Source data
------------------------------------

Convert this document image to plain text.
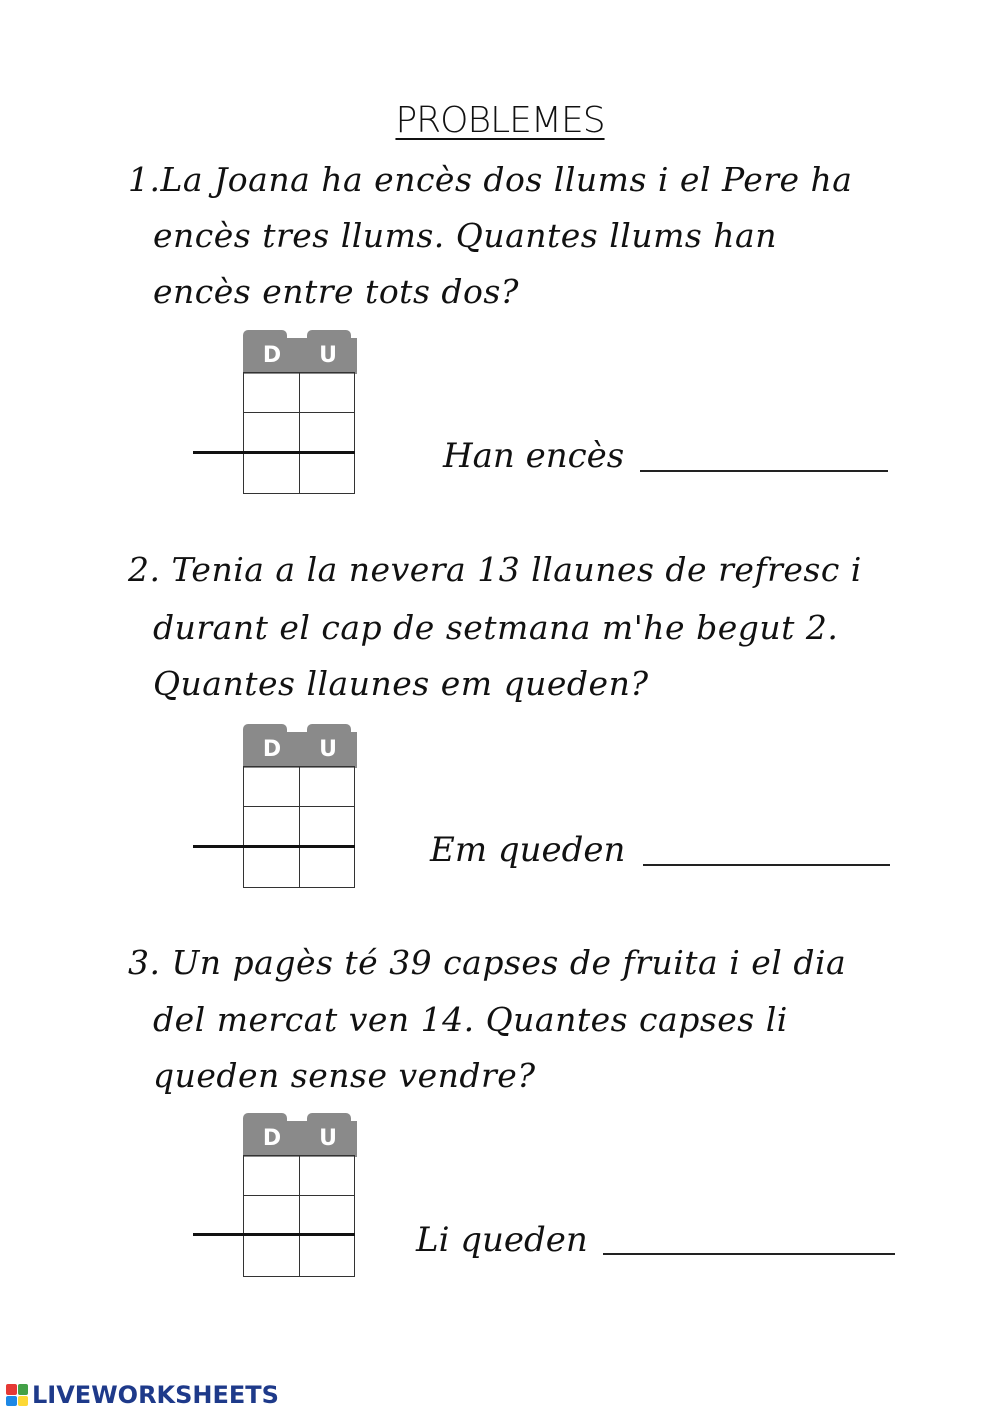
PROBLEMES
1.La Joana ha encès dos llums i el Pere ha
encès tres llums. Quantes llums han
encès entre tots dos?
D	U
Han encès
2. Tenia a la nevera 13 llaunes de refresc i
durant el cap de setmana m'he begut 2.
Quantes llaunes em queden?
D	U
Em queden
3. Un pagès té 39 capses de fruita i el dia
del mercat ven 14. Quantes capses li
queden sense vendre?
D	U
Li queden
LIVEWORKSHEETS
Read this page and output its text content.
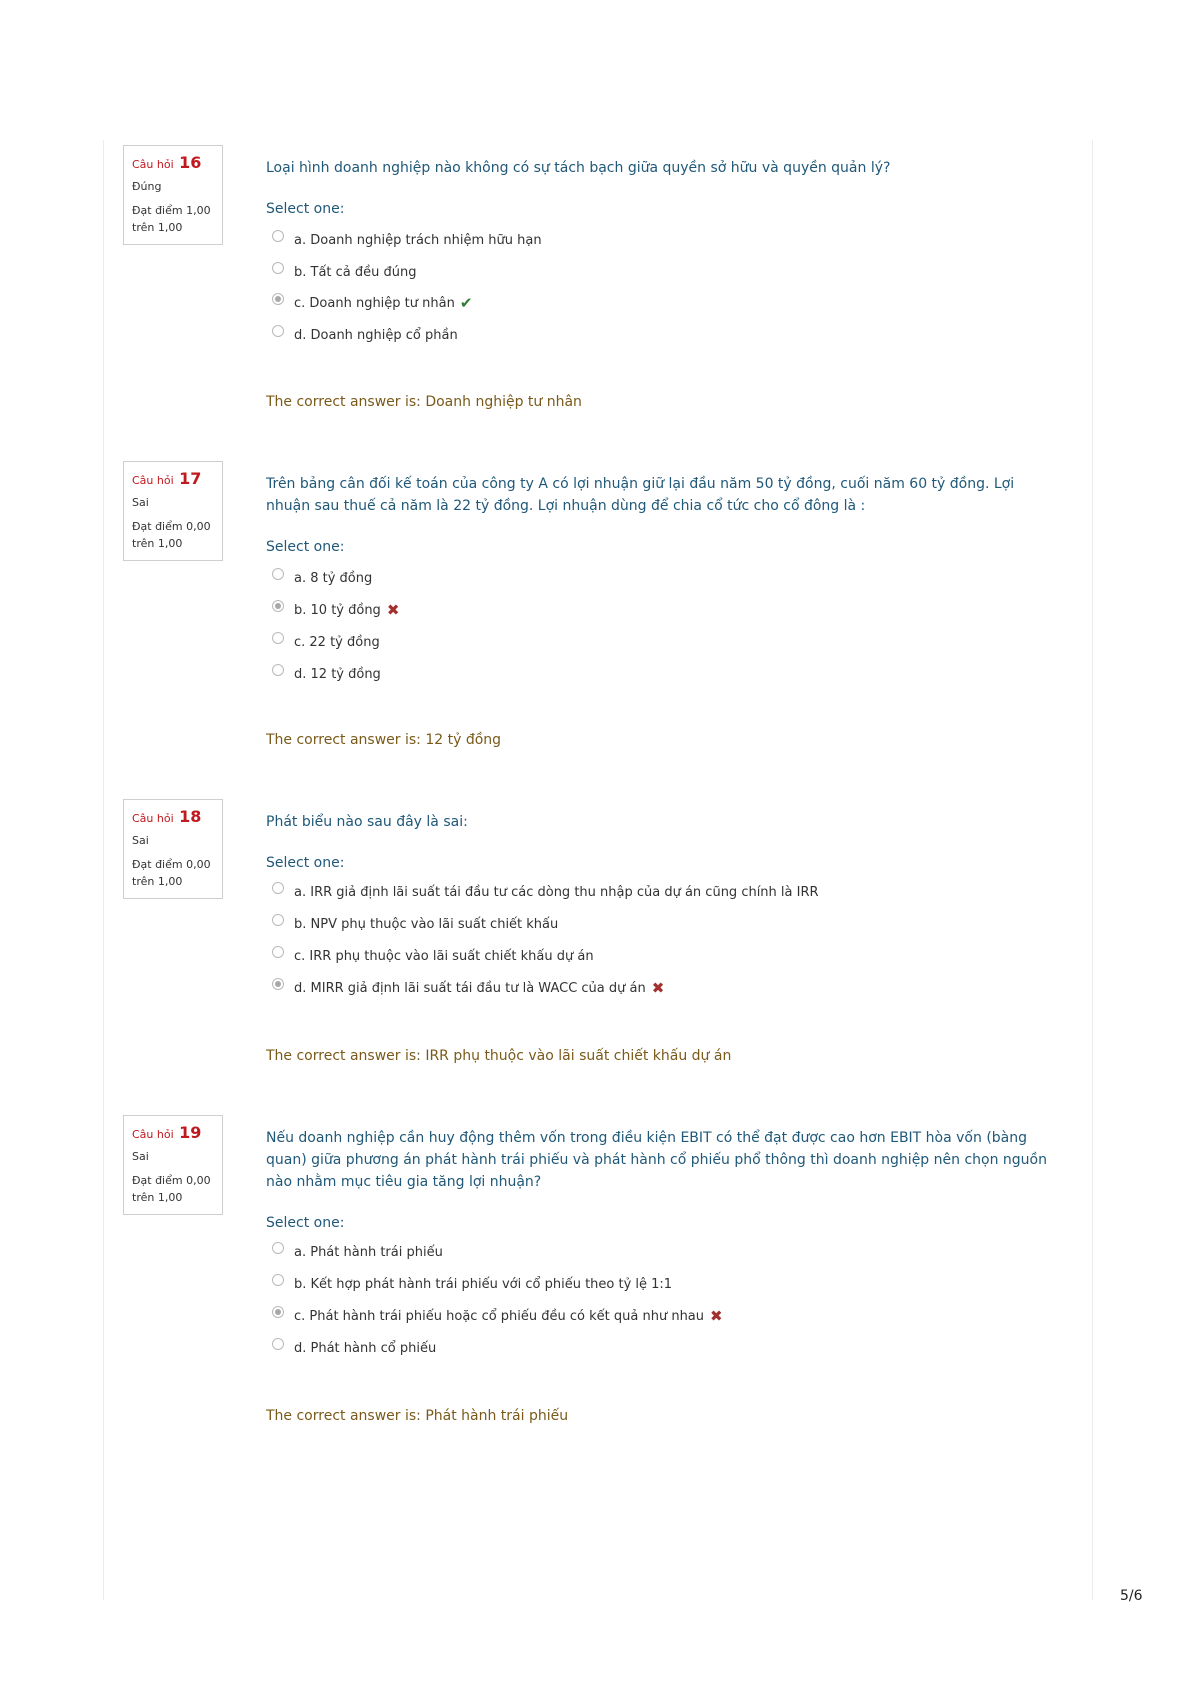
Câu hỏi 16
Đúng
Đạt điểm 1,00 trên 1,00
Loại hình doanh nghiệp nào không có sự tách bạch giữa quyền sở hữu và quyền quản lý?
Select one:
a. Doanh nghiệp trách nhiệm hữu hạn
b. Tất cả đều đúng
c. Doanh nghiệp tư nhân ✔
d. Doanh nghiệp cổ phần
The correct answer is: Doanh nghiệp tư nhân
Câu hỏi 17
Sai
Đạt điểm 0,00 trên 1,00
Trên bảng cân đối kế toán của công ty A có lợi nhuận giữ lại đầu năm 50 tỷ đồng, cuối năm 60 tỷ đồng. Lợi nhuận sau thuế cả năm là 22 tỷ đồng. Lợi nhuận dùng để chia cổ tức cho cổ đông là :
Select one:
a. 8 tỷ đồng
b. 10 tỷ đồng ✖
c. 22 tỷ đồng
d. 12 tỷ đồng
The correct answer is: 12 tỷ đồng
Câu hỏi 18
Sai
Đạt điểm 0,00 trên 1,00
Phát biểu nào sau đây là sai:
Select one:
a. IRR giả định lãi suất tái đầu tư các dòng thu nhập của dự án cũng chính là IRR
b. NPV phụ thuộc vào lãi suất chiết khấu
c. IRR phụ thuộc vào lãi suất chiết khấu dự án
d. MIRR giả định lãi suất tái đầu tư là WACC của dự án ✖
The correct answer is: IRR phụ thuộc vào lãi suất chiết khấu dự án
Câu hỏi 19
Sai
Đạt điểm 0,00 trên 1,00
Nếu doanh nghiệp cần huy động thêm vốn trong điều kiện EBIT có thể đạt được cao hơn EBIT hòa vốn (bàng quan) giữa phương án phát hành trái phiếu và phát hành cổ phiếu phổ thông thì doanh nghiệp nên chọn nguồn nào nhằm mục tiêu gia tăng lợi nhuận?
Select one:
a. Phát hành trái phiếu
b. Kết hợp phát hành trái phiếu với cổ phiếu theo tỷ lệ 1:1
c. Phát hành trái phiếu hoặc cổ phiếu đều có kết quả như nhau ✖
d. Phát hành cổ phiếu
The correct answer is: Phát hành trái phiếu
5/6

------------------------------------

→ Required task
Count how many lines in the data contain the word "phiếu", giving the number without comment.

→ Solved problem
6